Problem to solve – Exactly as they appear, output all of the entries.

Given records –

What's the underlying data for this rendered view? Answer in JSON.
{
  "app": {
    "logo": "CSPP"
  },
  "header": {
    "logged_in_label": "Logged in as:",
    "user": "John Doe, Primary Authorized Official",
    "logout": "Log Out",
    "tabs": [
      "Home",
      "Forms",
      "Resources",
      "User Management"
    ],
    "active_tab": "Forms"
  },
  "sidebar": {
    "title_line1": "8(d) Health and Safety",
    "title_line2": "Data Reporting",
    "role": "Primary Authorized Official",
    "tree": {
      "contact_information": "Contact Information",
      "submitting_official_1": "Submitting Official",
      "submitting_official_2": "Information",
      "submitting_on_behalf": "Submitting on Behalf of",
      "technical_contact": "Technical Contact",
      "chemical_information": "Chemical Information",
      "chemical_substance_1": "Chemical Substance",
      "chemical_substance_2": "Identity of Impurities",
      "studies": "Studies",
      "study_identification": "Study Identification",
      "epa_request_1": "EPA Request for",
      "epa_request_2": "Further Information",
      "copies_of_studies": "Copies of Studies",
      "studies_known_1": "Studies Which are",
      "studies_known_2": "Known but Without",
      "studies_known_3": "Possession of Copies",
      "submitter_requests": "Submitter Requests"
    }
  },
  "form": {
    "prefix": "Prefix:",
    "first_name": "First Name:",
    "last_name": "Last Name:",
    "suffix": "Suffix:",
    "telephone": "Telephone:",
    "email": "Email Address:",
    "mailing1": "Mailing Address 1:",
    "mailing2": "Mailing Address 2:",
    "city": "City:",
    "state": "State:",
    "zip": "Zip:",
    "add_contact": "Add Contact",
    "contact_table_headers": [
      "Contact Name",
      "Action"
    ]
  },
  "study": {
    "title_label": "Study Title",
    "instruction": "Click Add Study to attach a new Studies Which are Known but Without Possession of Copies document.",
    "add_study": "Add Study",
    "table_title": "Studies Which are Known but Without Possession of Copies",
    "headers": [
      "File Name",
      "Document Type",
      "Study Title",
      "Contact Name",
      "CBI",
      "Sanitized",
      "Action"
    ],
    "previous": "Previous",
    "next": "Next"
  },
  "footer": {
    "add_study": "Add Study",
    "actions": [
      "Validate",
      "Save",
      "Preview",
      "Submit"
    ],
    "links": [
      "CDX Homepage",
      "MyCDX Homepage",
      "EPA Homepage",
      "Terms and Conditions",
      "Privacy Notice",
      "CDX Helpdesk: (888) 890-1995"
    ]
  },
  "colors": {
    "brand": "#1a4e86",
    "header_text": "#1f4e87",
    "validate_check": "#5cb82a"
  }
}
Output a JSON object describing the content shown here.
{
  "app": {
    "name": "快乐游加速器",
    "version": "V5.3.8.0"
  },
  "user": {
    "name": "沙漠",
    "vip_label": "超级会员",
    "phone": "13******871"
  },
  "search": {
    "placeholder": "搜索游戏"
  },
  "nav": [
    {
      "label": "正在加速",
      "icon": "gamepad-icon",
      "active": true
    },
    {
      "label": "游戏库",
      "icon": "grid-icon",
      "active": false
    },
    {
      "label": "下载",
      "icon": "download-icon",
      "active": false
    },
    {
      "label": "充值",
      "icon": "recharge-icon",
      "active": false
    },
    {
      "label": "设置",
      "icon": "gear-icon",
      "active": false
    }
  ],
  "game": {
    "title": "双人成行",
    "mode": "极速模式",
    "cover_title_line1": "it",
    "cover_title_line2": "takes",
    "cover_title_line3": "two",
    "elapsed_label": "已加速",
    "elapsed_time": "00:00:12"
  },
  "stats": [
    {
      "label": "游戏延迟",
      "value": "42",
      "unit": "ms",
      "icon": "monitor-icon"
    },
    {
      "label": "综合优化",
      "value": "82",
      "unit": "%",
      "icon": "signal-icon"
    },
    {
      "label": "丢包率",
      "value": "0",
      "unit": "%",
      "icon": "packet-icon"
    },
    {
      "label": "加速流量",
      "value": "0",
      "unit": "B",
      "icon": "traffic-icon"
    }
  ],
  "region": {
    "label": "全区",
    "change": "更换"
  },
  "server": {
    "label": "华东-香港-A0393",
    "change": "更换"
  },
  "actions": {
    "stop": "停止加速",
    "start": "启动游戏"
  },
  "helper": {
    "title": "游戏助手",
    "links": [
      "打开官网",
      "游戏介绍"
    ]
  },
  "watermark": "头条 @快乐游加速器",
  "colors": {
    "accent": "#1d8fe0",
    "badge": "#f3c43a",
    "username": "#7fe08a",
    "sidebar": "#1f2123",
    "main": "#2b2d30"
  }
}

Answer to this task –
What's the underlying data for this rendered view? Answer in JSON.
{
  "app": {
    "logo": "CSPP"
  },
  "header": {
    "logged_in_label": "Logged in as:",
    "user": "John Doe, Primary Authorized Official",
    "logout": "Log Out",
    "tabs": [
      "Home",
      "Forms",
      "Resources",
      "User Management"
    ],
    "active_tab": "Forms"
  },
  "sidebar": {
    "title_line1": "8(d) Health and Safety",
    "title_line2": "Data Reporting",
    "role": "Primary Authorized Official",
    "tree": {
      "contact_information": "Contact Information",
      "submitting_official_1": "Submitting Official",
      "submitting_official_2": "Information",
      "submitting_on_behalf": "Submitting on Behalf of",
      "technical_contact": "Technical Contact",
      "chemical_information": "Chemical Information",
      "chemical_substance_1": "Chemical Substance",
      "chemical_substance_2": "Identity of Impurities",
      "studies": "Studies",
      "study_identification": "Study Identification",
      "epa_request_1": "EPA Request for",
      "epa_request_2": "Further Information",
      "copies_of_studies": "Copies of Studies",
      "studies_known_1": "Studies Which are",
      "studies_known_2": "Known but Without",
      "studies_known_3": "Possession of Copies",
      "submitter_requests": "Submitter Requests"
    }
  },
  "form": {
    "prefix": "Prefix:",
    "first_name": "First Name:",
    "last_name": "Last Name:",
    "suffix": "Suffix:",
    "telephone": "Telephone:",
    "email": "Email Address:",
    "mailing1": "Mailing Address 1:",
    "mailing2": "Mailing Address 2:",
    "city": "City:",
    "state": "State:",
    "zip": "Zip:",
    "add_contact": "Add Contact",
    "contact_table_headers": [
      "Contact Name",
      "Action"
    ]
  },
  "study": {
    "title_label": "Study Title",
    "instruction": "Click Add Study to attach a new Studies Which are Known but Without Possession of Copies document.",
    "add_study": "Add Study",
    "table_title": "Studies Which are Known but Without Possession of Copies",
    "headers": [
      "File Name",
      "Document Type",
      "Study Title",
      "Contact Name",
      "CBI",
      "Sanitized",
      "Action"
    ],
    "previous": "Previous",
    "next": "Next"
  },
  "footer": {
    "add_study": "Add Study",
    "actions": [
      "Validate",
      "Save",
      "Preview",
      "Submit"
    ],
    "links": [
      "CDX Homepage",
      "MyCDX Homepage",
      "EPA Homepage",
      "Terms and Conditions",
      "Privacy Notice",
      "CDX Helpdesk: (888) 890-1995"
    ]
  },
  "colors": {
    "brand": "#1a4e86",
    "header_text": "#1f4e87",
    "validate_check": "#5cb82a"
  }
}
Output a JSON object describing the content shown here.
{
  "app": {
    "name": "快乐游加速器",
    "version": "V5.3.8.0"
  },
  "user": {
    "name": "沙漠",
    "vip_label": "超级会员",
    "phone": "13******871"
  },
  "search": {
    "placeholder": "搜索游戏"
  },
  "nav": [
    {
      "label": "正在加速",
      "icon": "gamepad-icon",
      "active": true
    },
    {
      "label": "游戏库",
      "icon": "grid-icon",
      "active": false
    },
    {
      "label": "下载",
      "icon": "download-icon",
      "active": false
    },
    {
      "label": "充值",
      "icon": "recharge-icon",
      "active": false
    },
    {
      "label": "设置",
      "icon": "gear-icon",
      "active": false
    }
  ],
  "game": {
    "title": "双人成行",
    "mode": "极速模式",
    "cover_title_line1": "it",
    "cover_title_line2": "takes",
    "cover_title_line3": "two",
    "elapsed_label": "已加速",
    "elapsed_time": "00:00:12"
  },
  "stats": [
    {
      "label": "游戏延迟",
      "value": "42",
      "unit": "ms",
      "icon": "monitor-icon"
    },
    {
      "label": "综合优化",
      "value": "82",
      "unit": "%",
      "icon": "signal-icon"
    },
    {
      "label": "丢包率",
      "value": "0",
      "unit": "%",
      "icon": "packet-icon"
    },
    {
      "label": "加速流量",
      "value": "0",
      "unit": "B",
      "icon": "traffic-icon"
    }
  ],
  "region": {
    "label": "全区",
    "change": "更换"
  },
  "server": {
    "label": "华东-香港-A0393",
    "change": "更换"
  },
  "actions": {
    "stop": "停止加速",
    "start": "启动游戏"
  },
  "helper": {
    "title": "游戏助手",
    "links": [
      "打开官网",
      "游戏介绍"
    ]
  },
  "watermark": "头条 @快乐游加速器",
  "colors": {
    "accent": "#1d8fe0",
    "badge": "#f3c43a",
    "username": "#7fe08a",
    "sidebar": "#1f2123",
    "main": "#2b2d30"
  }
}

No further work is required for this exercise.